-- start --

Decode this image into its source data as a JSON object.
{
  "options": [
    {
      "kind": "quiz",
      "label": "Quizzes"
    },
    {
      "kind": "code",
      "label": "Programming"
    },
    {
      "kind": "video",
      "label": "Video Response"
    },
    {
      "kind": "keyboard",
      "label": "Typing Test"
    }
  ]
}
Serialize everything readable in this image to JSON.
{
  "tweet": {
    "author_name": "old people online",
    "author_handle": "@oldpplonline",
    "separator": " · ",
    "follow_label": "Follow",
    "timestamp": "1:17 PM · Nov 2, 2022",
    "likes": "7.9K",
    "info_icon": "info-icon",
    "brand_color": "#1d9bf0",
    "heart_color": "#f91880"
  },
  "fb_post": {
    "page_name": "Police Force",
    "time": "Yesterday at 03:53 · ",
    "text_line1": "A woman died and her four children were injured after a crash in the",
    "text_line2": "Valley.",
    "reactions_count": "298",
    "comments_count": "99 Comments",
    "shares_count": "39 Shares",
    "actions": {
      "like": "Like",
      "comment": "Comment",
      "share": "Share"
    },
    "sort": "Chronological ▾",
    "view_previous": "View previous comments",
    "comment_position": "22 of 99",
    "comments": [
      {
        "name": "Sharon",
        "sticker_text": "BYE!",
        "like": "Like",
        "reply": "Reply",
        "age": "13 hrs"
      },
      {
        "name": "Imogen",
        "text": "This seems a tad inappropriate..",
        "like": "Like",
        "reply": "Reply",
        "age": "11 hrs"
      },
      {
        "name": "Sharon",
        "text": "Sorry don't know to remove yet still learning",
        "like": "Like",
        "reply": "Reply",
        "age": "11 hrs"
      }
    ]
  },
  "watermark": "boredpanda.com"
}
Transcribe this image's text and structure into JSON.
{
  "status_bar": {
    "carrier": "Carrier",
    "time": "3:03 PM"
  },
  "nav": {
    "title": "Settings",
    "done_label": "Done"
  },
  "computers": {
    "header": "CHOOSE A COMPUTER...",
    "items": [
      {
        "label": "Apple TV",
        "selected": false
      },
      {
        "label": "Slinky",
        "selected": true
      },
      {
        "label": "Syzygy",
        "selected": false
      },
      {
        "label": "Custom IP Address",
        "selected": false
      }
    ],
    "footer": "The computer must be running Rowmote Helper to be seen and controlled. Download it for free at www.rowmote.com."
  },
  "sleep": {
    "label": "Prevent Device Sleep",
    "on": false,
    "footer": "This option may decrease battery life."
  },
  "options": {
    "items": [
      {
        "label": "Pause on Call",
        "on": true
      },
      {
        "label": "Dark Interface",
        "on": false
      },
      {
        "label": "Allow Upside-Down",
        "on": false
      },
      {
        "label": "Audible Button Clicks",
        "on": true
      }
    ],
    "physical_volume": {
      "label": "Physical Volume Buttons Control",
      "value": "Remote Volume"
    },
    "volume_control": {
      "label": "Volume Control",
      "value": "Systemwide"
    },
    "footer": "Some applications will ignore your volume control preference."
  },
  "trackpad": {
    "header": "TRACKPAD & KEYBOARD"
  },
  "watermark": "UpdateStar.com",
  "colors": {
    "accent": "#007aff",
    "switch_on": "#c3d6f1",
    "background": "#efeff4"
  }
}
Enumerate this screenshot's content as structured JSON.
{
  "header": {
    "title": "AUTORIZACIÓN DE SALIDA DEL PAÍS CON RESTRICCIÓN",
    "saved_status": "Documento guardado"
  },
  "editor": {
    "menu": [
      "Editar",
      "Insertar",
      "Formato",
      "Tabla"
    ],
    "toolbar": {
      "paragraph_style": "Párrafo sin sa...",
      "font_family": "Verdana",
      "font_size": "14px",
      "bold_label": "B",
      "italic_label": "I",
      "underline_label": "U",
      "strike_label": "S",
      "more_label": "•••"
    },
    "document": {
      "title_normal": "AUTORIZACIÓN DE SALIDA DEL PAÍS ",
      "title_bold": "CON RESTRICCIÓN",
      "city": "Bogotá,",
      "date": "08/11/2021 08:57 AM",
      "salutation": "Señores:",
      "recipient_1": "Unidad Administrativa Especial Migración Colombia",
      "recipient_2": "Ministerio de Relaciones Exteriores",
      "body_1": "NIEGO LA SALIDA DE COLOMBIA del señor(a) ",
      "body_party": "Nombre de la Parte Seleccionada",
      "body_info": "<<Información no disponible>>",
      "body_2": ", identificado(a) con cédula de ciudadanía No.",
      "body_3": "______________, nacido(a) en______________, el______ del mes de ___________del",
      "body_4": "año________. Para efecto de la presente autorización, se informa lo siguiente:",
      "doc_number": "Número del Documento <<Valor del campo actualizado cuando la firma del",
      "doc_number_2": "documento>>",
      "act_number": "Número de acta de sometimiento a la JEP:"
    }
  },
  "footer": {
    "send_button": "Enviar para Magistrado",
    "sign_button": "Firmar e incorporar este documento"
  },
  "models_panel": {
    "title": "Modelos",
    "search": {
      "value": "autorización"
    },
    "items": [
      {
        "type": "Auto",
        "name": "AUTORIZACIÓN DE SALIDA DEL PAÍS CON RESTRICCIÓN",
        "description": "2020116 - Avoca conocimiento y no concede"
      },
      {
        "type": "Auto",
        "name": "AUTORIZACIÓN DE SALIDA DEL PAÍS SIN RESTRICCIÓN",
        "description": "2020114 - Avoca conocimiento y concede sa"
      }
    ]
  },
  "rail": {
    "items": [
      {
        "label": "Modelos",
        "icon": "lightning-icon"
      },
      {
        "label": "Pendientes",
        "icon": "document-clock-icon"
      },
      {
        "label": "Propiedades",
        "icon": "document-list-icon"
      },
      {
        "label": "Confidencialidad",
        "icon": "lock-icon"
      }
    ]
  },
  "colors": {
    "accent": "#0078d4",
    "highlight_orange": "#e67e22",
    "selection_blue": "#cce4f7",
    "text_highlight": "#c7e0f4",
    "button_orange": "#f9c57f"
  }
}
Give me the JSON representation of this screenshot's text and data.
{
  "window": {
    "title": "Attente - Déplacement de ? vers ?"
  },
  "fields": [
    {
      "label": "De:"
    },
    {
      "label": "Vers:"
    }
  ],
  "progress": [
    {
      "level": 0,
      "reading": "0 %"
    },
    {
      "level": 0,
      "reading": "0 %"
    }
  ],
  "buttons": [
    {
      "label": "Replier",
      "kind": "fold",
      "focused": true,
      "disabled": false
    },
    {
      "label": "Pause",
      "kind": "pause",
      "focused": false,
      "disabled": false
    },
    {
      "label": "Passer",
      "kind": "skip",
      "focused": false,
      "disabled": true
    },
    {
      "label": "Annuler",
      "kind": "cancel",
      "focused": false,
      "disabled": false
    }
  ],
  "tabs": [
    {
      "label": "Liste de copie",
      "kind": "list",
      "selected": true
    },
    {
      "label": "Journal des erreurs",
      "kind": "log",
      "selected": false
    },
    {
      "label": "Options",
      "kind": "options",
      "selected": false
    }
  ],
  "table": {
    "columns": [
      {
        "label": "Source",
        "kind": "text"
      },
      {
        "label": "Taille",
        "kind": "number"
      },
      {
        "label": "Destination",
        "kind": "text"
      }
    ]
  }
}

-- end --

GOAL: Keep only the lines that hold the string "true", and copy them out.

THE COMPLETED TASK:
        "selected": true
        "on": true
        "on": true
      "focused": true,
      "disabled": true
      "selected": true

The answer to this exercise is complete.